### Task to carry out
In the data below, find each line containing the string "title" and return it.

─── Extracted information

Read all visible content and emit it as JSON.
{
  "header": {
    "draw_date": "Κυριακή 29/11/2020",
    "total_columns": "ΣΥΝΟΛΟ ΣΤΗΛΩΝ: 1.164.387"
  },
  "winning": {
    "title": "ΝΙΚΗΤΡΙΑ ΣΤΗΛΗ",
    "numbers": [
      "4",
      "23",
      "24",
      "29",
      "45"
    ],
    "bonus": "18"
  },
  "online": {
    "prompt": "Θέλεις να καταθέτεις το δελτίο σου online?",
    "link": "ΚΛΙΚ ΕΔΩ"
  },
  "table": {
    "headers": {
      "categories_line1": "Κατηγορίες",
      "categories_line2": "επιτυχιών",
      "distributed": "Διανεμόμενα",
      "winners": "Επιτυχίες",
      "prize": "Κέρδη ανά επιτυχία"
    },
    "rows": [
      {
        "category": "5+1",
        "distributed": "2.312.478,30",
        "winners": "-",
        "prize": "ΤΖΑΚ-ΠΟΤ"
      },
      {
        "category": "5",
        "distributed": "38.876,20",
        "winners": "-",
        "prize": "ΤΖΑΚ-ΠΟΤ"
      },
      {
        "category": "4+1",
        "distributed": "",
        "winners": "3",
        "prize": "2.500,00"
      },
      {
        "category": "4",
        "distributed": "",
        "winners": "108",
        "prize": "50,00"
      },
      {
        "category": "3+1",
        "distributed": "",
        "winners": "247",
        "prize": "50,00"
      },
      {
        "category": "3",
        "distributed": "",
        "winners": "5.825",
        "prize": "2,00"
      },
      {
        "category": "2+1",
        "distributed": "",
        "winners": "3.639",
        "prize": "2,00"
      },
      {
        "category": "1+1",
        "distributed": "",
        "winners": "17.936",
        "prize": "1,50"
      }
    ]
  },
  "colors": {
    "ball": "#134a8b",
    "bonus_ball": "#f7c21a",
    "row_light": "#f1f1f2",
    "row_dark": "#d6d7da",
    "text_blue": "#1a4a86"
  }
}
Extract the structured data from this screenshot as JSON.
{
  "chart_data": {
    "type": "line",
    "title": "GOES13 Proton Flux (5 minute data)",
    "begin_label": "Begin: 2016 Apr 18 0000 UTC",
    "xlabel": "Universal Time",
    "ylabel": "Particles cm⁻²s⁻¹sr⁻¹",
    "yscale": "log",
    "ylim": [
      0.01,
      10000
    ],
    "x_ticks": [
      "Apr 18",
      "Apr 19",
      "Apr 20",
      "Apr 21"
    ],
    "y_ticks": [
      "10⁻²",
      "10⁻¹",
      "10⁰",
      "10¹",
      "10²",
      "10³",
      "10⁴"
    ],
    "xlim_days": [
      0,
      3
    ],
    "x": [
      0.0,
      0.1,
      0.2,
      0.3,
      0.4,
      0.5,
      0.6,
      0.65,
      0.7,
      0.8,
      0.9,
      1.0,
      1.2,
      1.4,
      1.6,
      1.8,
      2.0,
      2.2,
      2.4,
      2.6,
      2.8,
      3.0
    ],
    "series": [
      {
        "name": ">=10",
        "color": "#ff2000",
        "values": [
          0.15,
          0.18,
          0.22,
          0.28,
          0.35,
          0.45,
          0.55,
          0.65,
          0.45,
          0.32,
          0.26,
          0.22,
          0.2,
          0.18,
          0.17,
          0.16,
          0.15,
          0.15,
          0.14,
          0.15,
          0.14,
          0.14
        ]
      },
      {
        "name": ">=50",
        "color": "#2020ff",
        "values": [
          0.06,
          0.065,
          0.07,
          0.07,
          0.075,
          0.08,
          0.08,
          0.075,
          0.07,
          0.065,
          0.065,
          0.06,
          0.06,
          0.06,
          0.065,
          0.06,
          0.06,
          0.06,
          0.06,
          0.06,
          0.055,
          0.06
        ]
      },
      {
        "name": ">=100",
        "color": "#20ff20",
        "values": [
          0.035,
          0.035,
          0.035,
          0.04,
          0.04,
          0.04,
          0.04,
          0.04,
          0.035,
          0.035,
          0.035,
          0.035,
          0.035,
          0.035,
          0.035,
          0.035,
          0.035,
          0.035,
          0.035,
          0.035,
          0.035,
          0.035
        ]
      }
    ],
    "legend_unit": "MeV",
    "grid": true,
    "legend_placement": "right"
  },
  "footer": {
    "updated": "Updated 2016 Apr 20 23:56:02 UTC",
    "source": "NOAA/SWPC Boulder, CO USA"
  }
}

──────
─── Extracted information

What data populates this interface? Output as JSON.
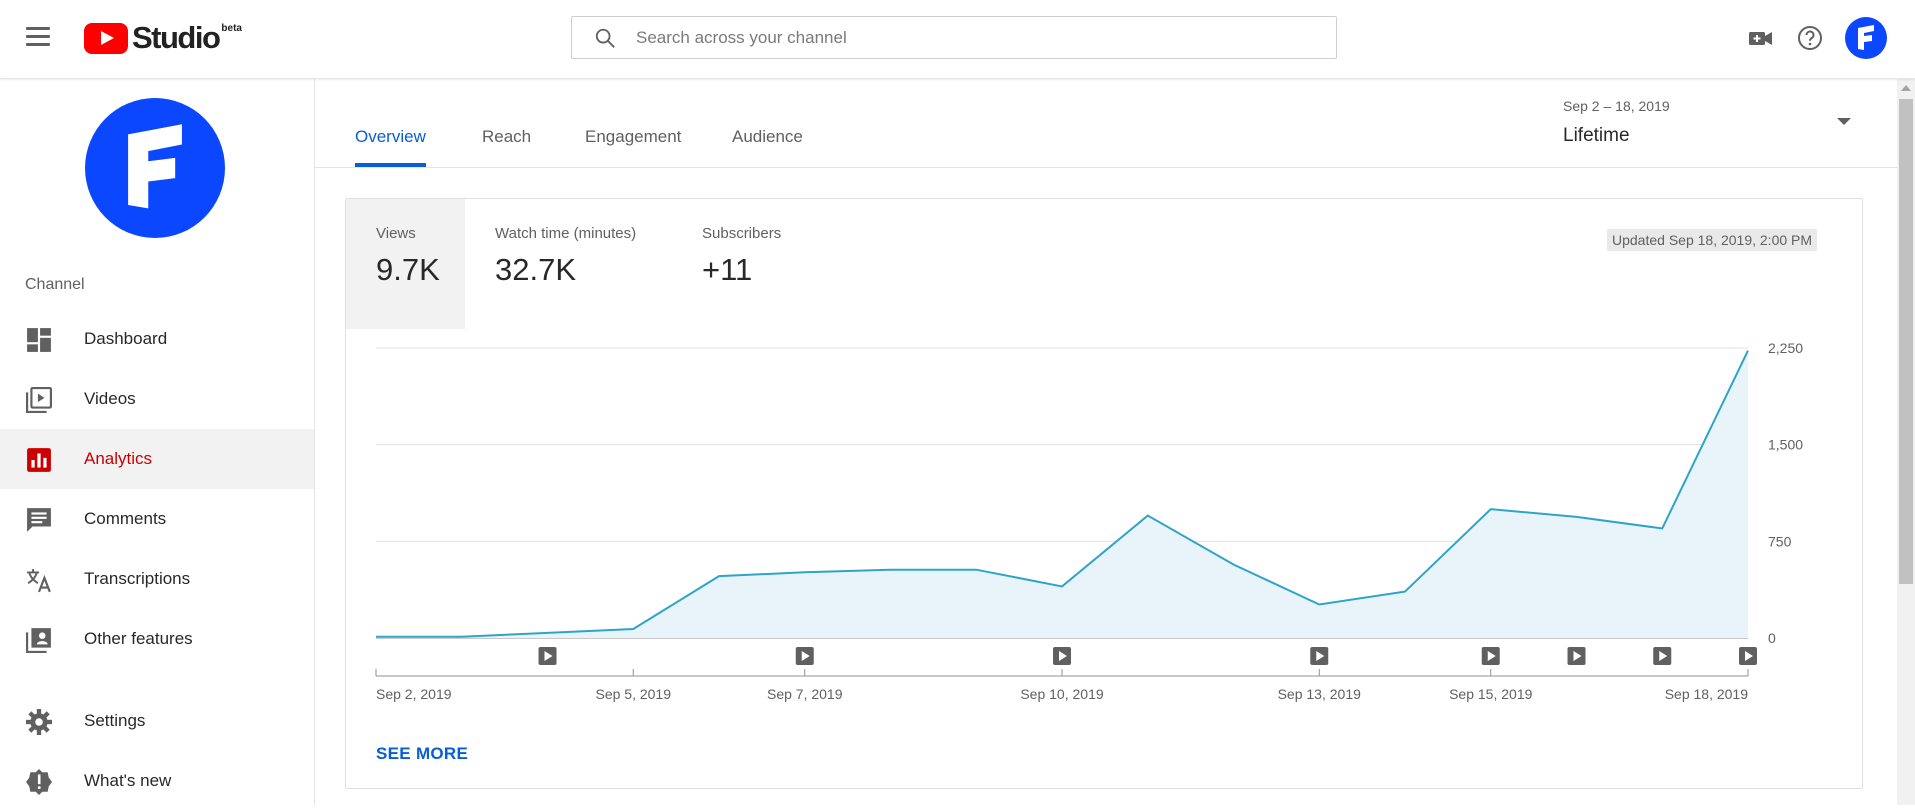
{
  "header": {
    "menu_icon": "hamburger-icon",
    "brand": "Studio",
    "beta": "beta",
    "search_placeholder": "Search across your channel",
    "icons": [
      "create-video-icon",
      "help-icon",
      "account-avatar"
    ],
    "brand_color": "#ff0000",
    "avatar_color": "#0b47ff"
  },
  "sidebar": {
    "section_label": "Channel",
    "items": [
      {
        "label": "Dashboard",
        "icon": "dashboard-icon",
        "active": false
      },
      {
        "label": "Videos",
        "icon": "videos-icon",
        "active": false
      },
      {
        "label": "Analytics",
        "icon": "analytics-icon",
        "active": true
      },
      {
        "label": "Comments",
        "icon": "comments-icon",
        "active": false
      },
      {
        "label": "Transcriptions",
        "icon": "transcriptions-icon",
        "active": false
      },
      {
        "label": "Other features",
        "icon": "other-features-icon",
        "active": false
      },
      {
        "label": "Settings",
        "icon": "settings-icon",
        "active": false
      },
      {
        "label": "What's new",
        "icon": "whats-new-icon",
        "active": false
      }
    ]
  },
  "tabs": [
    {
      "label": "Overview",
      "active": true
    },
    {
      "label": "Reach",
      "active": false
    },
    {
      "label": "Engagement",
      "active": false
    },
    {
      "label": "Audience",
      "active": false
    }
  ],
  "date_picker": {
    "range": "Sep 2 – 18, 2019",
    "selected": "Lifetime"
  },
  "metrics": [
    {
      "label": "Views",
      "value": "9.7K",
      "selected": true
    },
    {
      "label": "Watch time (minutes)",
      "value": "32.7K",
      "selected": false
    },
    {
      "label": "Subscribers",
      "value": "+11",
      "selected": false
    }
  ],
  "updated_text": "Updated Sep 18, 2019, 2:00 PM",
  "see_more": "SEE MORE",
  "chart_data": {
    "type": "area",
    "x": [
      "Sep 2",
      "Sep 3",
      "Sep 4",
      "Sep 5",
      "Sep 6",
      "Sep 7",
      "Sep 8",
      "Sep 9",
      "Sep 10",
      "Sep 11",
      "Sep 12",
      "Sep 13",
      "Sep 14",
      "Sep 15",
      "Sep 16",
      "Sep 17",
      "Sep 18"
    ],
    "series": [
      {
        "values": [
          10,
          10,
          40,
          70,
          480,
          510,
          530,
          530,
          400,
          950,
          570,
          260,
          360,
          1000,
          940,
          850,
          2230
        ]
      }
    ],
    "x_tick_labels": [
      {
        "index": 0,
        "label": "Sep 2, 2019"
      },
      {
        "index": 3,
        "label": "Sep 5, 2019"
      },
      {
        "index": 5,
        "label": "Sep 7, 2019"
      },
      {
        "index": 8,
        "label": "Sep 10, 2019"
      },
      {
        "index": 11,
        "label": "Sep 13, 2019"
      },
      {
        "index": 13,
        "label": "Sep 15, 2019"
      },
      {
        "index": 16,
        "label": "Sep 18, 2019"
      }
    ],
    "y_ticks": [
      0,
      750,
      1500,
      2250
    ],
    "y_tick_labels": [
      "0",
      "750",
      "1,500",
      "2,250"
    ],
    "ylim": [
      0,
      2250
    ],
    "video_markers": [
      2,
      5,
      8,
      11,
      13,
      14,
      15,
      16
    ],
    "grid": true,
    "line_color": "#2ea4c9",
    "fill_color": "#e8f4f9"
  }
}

──────

### Written response
    "title": "ΝΙΚΗΤΡΙΑ ΣΤΗΛΗ",
    "title": "GOES13 Proton Flux (5 minute data)",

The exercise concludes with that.